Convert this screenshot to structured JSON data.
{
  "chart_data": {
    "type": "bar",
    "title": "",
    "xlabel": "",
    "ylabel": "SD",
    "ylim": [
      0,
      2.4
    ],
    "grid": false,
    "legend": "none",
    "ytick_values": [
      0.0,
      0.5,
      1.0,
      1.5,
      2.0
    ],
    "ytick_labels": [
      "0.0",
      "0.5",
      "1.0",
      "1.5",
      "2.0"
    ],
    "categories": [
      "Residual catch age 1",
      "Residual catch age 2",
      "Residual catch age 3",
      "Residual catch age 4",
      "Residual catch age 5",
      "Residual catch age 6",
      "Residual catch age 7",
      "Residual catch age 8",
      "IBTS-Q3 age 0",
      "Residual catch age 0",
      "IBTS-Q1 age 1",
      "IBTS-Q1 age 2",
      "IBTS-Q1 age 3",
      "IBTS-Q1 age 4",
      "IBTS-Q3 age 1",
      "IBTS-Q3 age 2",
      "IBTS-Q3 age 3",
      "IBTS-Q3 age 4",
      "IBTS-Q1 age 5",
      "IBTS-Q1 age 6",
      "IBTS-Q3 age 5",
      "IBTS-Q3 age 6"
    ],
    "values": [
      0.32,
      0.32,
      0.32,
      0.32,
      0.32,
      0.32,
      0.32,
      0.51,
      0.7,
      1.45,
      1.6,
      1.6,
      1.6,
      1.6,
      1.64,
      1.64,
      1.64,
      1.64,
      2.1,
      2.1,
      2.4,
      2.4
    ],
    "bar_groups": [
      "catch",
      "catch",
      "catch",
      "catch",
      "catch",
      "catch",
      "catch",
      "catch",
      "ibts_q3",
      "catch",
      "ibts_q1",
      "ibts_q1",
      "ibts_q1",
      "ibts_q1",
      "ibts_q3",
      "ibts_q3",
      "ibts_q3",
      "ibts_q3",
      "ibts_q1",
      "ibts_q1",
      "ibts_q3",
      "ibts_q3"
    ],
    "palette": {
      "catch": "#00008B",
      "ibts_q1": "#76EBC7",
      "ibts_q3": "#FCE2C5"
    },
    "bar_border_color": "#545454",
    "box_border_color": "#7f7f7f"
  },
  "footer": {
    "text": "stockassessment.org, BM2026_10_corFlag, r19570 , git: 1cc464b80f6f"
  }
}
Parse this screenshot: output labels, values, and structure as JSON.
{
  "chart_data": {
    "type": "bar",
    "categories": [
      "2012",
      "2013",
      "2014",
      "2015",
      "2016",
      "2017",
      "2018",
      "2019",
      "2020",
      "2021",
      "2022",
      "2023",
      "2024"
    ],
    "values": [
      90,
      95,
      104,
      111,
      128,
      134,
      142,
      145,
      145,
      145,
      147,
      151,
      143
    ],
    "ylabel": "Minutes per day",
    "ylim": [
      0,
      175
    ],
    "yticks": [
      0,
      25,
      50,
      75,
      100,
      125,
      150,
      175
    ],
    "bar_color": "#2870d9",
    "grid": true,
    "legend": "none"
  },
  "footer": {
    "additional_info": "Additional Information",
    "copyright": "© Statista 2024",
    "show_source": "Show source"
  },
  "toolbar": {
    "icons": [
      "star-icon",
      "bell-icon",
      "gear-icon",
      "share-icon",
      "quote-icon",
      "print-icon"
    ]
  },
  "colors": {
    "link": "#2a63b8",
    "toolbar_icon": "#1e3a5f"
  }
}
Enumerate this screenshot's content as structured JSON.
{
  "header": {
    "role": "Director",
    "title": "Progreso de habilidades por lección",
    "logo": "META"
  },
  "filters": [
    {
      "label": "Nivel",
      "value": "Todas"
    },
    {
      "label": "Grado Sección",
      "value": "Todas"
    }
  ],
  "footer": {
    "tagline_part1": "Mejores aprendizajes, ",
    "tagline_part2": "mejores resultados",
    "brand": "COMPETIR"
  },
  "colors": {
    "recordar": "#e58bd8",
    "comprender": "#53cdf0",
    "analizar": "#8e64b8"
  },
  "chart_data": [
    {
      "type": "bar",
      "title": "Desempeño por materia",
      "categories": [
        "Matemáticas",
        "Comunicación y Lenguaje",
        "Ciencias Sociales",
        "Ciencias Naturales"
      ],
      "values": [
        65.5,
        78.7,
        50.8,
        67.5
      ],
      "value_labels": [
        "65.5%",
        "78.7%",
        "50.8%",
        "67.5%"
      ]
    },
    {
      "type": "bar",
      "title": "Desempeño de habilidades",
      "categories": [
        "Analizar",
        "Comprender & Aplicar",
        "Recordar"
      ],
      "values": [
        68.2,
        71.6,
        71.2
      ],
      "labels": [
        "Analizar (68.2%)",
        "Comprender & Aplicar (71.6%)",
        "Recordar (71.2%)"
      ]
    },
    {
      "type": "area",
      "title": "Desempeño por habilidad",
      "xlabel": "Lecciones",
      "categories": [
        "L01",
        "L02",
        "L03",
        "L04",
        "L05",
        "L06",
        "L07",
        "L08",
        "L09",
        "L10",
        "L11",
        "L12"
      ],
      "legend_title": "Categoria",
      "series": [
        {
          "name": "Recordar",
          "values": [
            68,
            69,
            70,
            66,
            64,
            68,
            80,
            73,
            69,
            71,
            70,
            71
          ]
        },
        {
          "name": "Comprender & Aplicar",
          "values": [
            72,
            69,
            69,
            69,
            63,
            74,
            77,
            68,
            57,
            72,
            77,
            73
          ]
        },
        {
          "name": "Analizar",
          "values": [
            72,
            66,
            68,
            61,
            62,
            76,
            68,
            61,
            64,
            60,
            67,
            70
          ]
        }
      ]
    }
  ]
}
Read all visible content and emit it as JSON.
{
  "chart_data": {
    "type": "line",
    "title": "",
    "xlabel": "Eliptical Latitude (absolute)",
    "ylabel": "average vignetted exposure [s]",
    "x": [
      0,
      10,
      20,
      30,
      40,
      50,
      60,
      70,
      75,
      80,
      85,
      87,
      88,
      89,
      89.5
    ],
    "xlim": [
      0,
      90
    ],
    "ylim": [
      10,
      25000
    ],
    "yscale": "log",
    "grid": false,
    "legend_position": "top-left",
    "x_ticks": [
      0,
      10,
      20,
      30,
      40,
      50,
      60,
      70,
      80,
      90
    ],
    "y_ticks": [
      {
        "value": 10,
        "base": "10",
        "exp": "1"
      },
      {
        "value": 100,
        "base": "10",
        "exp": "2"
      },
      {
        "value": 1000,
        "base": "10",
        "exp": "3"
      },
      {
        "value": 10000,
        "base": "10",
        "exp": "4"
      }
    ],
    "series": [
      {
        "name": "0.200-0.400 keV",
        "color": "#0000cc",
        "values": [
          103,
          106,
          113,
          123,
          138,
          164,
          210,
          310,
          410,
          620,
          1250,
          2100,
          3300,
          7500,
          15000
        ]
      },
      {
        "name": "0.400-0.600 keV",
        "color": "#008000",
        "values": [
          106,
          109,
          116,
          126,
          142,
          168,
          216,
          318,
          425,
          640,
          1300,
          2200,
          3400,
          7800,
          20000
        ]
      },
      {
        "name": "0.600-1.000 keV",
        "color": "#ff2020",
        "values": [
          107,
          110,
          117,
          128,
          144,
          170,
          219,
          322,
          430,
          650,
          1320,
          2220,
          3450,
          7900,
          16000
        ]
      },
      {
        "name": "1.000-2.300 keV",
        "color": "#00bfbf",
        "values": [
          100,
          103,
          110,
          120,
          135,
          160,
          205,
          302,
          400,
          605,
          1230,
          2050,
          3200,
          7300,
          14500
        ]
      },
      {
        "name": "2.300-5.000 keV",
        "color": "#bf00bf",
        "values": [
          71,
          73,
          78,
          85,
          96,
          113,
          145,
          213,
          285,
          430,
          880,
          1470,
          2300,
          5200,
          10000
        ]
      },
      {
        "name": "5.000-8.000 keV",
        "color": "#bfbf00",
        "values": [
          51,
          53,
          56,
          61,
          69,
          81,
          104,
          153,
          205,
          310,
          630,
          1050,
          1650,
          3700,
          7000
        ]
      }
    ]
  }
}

[TO DO]
For this exercise, gather every line of the data that contains the word "name".

[SOLUTION FOR THIS PROBLEM]
          "name": "Recordar",
          "name": "Comprender & Aplicar",
          "name": "Analizar",
        "name": "0.200-0.400 keV",
        "name": "0.400-0.600 keV",
        "name": "0.600-1.000 keV",
        "name": "1.000-2.300 keV",
        "name": "2.300-5.000 keV",
        "name": "5.000-8.000 keV",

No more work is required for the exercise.